PROBLEM DESCRIPTION
Reproduce all of the material exactly as shown.

DATA SHOWN
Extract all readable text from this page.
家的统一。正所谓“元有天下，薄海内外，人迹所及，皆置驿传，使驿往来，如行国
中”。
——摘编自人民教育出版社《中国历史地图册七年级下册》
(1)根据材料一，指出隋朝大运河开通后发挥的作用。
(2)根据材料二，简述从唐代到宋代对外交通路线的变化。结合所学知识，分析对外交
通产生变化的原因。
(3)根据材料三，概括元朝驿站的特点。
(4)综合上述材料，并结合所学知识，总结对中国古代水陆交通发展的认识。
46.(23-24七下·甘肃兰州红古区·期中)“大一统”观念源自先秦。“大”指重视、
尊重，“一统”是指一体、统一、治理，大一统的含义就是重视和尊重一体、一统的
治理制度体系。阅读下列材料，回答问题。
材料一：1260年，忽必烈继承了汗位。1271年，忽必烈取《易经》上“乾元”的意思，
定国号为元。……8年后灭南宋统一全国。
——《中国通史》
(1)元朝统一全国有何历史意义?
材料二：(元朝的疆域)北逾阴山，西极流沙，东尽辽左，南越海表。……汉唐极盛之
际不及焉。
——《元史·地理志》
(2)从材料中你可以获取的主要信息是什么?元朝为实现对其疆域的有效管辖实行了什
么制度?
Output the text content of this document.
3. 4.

TASK SOLUTION
Extract all readable text from this page.
家的统一。正所谓“元有天下，薄海内外，人迹所及，皆置驿传，使驿往来，如行国
中”。
——摘编自人民教育出版社《中国历史地图册七年级下册》
(1)根据材料一，指出隋朝大运河开通后发挥的作用。
(2)根据材料二，简述从唐代到宋代对外交通路线的变化。结合所学知识，分析对外交
通产生变化的原因。
(3)根据材料三，概括元朝驿站的特点。
(4)综合上述材料，并结合所学知识，总结对中国古代水陆交通发展的认识。
46.(23-24七下·甘肃兰州红古区·期中)“大一统”观念源自先秦。“大”指重视、
尊重，“一统”是指一体、统一、治理，大一统的含义就是重视和尊重一体、一统的
治理制度体系。阅读下列材料，回答问题。
材料一：1260年，忽必烈继承了汗位。1271年，忽必烈取《易经》上“乾元”的意思，
定国号为元。……8年后灭南宋统一全国。
——《中国通史》
(1)元朝统一全国有何历史意义?
材料二：(元朝的疆域)北逾阴山，西极流沙，东尽辽左，南越海表。……汉唐极盛之
际不及焉。
——《元史·地理志》
(2)从材料中你可以获取的主要信息是什么?元朝为实现对其疆域的有效管辖实行了什
么制度?
Output the text content of this document.
3. 4.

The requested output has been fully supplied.